Work to complete - From the entries below, copy every line holding the word "maladie".

(Data records)

------------------------------

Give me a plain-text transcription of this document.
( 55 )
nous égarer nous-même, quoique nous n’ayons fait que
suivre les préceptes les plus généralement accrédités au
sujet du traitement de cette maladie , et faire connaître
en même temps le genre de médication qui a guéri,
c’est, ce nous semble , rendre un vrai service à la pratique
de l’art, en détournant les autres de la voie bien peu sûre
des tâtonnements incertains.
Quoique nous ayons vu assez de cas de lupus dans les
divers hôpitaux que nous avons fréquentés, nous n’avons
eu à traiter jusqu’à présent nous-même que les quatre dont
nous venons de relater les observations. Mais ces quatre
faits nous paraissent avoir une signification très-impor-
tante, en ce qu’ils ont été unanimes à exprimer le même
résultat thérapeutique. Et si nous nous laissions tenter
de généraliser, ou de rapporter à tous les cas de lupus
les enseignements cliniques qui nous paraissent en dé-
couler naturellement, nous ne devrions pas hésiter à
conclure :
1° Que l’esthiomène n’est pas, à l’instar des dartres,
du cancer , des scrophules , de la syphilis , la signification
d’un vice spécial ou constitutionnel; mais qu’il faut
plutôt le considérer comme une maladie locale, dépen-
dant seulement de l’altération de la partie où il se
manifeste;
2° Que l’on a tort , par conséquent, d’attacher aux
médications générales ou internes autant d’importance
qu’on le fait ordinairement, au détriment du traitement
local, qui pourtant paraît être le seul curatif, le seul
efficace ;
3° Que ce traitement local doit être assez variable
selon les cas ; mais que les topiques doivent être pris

------------------------------

Task answer -
sujet du traitement de cette maladie , et faire connaître
plutôt le considérer comme une maladie locale, dépen-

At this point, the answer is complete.